* TASK DETAILS:
Every line of the material below must be repeated exactly.

Recorded data
+ + + + + + +

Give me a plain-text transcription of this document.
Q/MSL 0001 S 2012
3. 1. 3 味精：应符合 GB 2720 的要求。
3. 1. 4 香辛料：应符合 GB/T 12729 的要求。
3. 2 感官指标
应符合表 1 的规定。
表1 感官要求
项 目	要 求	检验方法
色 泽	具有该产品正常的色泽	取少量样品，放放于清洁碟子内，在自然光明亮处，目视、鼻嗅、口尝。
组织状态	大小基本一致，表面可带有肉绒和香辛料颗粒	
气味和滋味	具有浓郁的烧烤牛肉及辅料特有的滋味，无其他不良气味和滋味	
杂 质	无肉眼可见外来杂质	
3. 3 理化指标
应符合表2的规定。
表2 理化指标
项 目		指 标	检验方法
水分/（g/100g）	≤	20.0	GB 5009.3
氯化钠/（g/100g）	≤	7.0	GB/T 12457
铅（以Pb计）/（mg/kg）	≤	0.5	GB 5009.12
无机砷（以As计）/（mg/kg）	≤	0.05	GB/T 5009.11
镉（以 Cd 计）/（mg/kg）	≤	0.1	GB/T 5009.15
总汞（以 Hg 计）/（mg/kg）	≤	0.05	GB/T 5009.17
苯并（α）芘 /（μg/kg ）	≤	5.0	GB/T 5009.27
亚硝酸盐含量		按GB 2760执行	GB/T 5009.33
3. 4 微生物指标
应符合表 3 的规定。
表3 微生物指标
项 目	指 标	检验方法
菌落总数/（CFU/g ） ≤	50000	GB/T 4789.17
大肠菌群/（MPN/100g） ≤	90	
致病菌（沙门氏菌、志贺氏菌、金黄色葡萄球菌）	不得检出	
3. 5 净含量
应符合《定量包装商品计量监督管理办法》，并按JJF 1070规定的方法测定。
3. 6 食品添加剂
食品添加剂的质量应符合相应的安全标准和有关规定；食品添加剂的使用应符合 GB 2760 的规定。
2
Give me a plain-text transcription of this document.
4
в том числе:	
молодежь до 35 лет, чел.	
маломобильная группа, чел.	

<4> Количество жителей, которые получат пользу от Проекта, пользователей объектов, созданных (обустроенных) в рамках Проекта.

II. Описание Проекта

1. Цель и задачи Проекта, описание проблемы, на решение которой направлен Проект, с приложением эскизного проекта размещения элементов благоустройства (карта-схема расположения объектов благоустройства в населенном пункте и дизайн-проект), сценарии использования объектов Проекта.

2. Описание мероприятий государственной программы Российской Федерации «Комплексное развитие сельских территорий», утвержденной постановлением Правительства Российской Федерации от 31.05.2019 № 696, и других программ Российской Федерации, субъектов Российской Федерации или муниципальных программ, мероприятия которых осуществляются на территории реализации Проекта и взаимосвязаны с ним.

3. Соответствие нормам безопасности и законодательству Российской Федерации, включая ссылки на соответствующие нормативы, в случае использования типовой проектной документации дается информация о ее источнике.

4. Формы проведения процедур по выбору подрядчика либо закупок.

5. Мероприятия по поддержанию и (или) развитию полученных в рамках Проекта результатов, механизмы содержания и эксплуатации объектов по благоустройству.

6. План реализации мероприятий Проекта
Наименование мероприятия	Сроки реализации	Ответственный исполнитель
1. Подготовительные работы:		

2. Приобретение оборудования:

+ + + + + + +

* SOLVED EXERCISE:
Give me a plain-text transcription of this document.
Q/MSL 0001 S 2012
3. 1. 3 味精：应符合 GB 2720 的要求。
3. 1. 4 香辛料：应符合 GB/T 12729 的要求。
3. 2 感官指标
应符合表 1 的规定。
表1 感官要求
项 目	要 求	检验方法
色 泽	具有该产品正常的色泽	取少量样品，放放于清洁碟子内，在自然光明亮处，目视、鼻嗅、口尝。
组织状态	大小基本一致，表面可带有肉绒和香辛料颗粒	
气味和滋味	具有浓郁的烧烤牛肉及辅料特有的滋味，无其他不良气味和滋味	
杂 质	无肉眼可见外来杂质	
3. 3 理化指标
应符合表2的规定。
表2 理化指标
项 目		指 标	检验方法
水分/（g/100g）	≤	20.0	GB 5009.3
氯化钠/（g/100g）	≤	7.0	GB/T 12457
铅（以Pb计）/（mg/kg）	≤	0.5	GB 5009.12
无机砷（以As计）/（mg/kg）	≤	0.05	GB/T 5009.11
镉（以 Cd 计）/（mg/kg）	≤	0.1	GB/T 5009.15
总汞（以 Hg 计）/（mg/kg）	≤	0.05	GB/T 5009.17
苯并（α）芘 /（μg/kg ）	≤	5.0	GB/T 5009.27
亚硝酸盐含量		按GB 2760执行	GB/T 5009.33
3. 4 微生物指标
应符合表 3 的规定。
表3 微生物指标
项 目	指 标	检验方法
菌落总数/（CFU/g ） ≤	50000	GB/T 4789.17
大肠菌群/（MPN/100g） ≤	90	
致病菌（沙门氏菌、志贺氏菌、金黄色葡萄球菌）	不得检出	
3. 5 净含量
应符合《定量包装商品计量监督管理办法》，并按JJF 1070规定的方法测定。
3. 6 食品添加剂
食品添加剂的质量应符合相应的安全标准和有关规定；食品添加剂的使用应符合 GB 2760 的规定。
2
Give me a plain-text transcription of this document.
4
в том числе:	
молодежь до 35 лет, чел.	
маломобильная группа, чел.	

<4> Количество жителей, которые получат пользу от Проекта, пользователей объектов, созданных (обустроенных) в рамках Проекта.

II. Описание Проекта

1. Цель и задачи Проекта, описание проблемы, на решение которой направлен Проект, с приложением эскизного проекта размещения элементов благоустройства (карта-схема расположения объектов благоустройства в населенном пункте и дизайн-проект), сценарии использования объектов Проекта.

2. Описание мероприятий государственной программы Российской Федерации «Комплексное развитие сельских территорий», утвержденной постановлением Правительства Российской Федерации от 31.05.2019 № 696, и других программ Российской Федерации, субъектов Российской Федерации или муниципальных программ, мероприятия которых осуществляются на территории реализации Проекта и взаимосвязаны с ним.

3. Соответствие нормам безопасности и законодательству Российской Федерации, включая ссылки на соответствующие нормативы, в случае использования типовой проектной документации дается информация о ее источнике.

4. Формы проведения процедур по выбору подрядчика либо закупок.

5. Мероприятия по поддержанию и (или) развитию полученных в рамках Проекта результатов, механизмы содержания и эксплуатации объектов по благоустройству.

6. План реализации мероприятий Проекта
Наименование мероприятия	Сроки реализации	Ответственный исполнитель
1. Подготовительные работы:		

2. Приобретение оборудования:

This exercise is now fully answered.